TASK OBJECTIVE
Retype all of the data exactly as given.

INPUT MATERIAL
------------------------------------

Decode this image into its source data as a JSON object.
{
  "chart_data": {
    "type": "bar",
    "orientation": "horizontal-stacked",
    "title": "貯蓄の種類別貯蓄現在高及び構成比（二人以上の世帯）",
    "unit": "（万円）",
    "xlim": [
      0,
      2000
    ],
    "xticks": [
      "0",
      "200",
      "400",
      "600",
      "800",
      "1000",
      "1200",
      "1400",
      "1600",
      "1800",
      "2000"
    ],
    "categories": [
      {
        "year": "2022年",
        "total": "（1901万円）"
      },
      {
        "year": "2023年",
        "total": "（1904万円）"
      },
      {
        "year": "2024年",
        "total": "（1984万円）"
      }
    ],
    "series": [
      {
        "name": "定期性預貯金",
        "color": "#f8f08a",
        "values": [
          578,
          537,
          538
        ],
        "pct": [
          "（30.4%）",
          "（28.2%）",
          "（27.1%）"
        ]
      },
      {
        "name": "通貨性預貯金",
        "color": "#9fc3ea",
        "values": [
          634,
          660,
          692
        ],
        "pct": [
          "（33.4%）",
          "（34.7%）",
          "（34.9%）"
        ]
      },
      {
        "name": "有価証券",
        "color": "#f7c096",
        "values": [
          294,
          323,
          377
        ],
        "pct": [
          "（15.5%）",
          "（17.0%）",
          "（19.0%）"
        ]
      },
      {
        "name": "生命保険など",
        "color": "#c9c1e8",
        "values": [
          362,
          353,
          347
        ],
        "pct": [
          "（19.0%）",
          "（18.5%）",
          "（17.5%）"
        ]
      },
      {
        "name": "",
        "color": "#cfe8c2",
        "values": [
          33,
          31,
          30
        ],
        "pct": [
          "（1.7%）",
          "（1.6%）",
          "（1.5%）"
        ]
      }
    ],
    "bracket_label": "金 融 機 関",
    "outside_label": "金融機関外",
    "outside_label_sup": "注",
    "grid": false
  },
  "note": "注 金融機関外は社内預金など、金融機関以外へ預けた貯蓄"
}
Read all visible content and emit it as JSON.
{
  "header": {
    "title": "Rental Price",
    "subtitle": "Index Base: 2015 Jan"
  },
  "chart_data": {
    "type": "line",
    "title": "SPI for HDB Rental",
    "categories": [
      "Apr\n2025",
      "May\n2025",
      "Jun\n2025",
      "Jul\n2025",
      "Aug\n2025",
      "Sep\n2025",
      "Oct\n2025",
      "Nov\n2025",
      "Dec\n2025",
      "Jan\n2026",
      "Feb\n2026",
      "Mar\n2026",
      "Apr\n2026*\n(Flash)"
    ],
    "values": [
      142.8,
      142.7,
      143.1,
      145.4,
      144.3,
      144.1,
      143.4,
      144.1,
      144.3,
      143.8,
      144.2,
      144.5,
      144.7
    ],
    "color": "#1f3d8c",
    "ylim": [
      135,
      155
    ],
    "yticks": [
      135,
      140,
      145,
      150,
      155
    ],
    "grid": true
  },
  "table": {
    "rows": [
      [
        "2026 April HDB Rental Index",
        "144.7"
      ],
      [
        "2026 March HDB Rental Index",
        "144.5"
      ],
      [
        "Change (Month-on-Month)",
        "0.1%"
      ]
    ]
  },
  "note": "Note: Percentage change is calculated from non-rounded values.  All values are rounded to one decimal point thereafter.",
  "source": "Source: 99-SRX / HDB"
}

------------------------------------

FULL SOLUTION
Decode this image into its source data as a JSON object.
{
  "chart_data": {
    "type": "bar",
    "orientation": "horizontal-stacked",
    "title": "貯蓄の種類別貯蓄現在高及び構成比（二人以上の世帯）",
    "unit": "（万円）",
    "xlim": [
      0,
      2000
    ],
    "xticks": [
      "0",
      "200",
      "400",
      "600",
      "800",
      "1000",
      "1200",
      "1400",
      "1600",
      "1800",
      "2000"
    ],
    "categories": [
      {
        "year": "2022年",
        "total": "（1901万円）"
      },
      {
        "year": "2023年",
        "total": "（1904万円）"
      },
      {
        "year": "2024年",
        "total": "（1984万円）"
      }
    ],
    "series": [
      {
        "name": "定期性預貯金",
        "color": "#f8f08a",
        "values": [
          578,
          537,
          538
        ],
        "pct": [
          "（30.4%）",
          "（28.2%）",
          "（27.1%）"
        ]
      },
      {
        "name": "通貨性預貯金",
        "color": "#9fc3ea",
        "values": [
          634,
          660,
          692
        ],
        "pct": [
          "（33.4%）",
          "（34.7%）",
          "（34.9%）"
        ]
      },
      {
        "name": "有価証券",
        "color": "#f7c096",
        "values": [
          294,
          323,
          377
        ],
        "pct": [
          "（15.5%）",
          "（17.0%）",
          "（19.0%）"
        ]
      },
      {
        "name": "生命保険など",
        "color": "#c9c1e8",
        "values": [
          362,
          353,
          347
        ],
        "pct": [
          "（19.0%）",
          "（18.5%）",
          "（17.5%）"
        ]
      },
      {
        "name": "",
        "color": "#cfe8c2",
        "values": [
          33,
          31,
          30
        ],
        "pct": [
          "（1.7%）",
          "（1.6%）",
          "（1.5%）"
        ]
      }
    ],
    "bracket_label": "金 融 機 関",
    "outside_label": "金融機関外",
    "outside_label_sup": "注",
    "grid": false
  },
  "note": "注 金融機関外は社内預金など、金融機関以外へ預けた貯蓄"
}
Read all visible content and emit it as JSON.
{
  "header": {
    "title": "Rental Price",
    "subtitle": "Index Base: 2015 Jan"
  },
  "chart_data": {
    "type": "line",
    "title": "SPI for HDB Rental",
    "categories": [
      "Apr\n2025",
      "May\n2025",
      "Jun\n2025",
      "Jul\n2025",
      "Aug\n2025",
      "Sep\n2025",
      "Oct\n2025",
      "Nov\n2025",
      "Dec\n2025",
      "Jan\n2026",
      "Feb\n2026",
      "Mar\n2026",
      "Apr\n2026*\n(Flash)"
    ],
    "values": [
      142.8,
      142.7,
      143.1,
      145.4,
      144.3,
      144.1,
      143.4,
      144.1,
      144.3,
      143.8,
      144.2,
      144.5,
      144.7
    ],
    "color": "#1f3d8c",
    "ylim": [
      135,
      155
    ],
    "yticks": [
      135,
      140,
      145,
      150,
      155
    ],
    "grid": true
  },
  "table": {
    "rows": [
      [
        "2026 April HDB Rental Index",
        "144.7"
      ],
      [
        "2026 March HDB Rental Index",
        "144.5"
      ],
      [
        "Change (Month-on-Month)",
        "0.1%"
      ]
    ]
  },
  "note": "Note: Percentage change is calculated from non-rounded values.  All values are rounded to one decimal point thereafter.",
  "source": "Source: 99-SRX / HDB"
}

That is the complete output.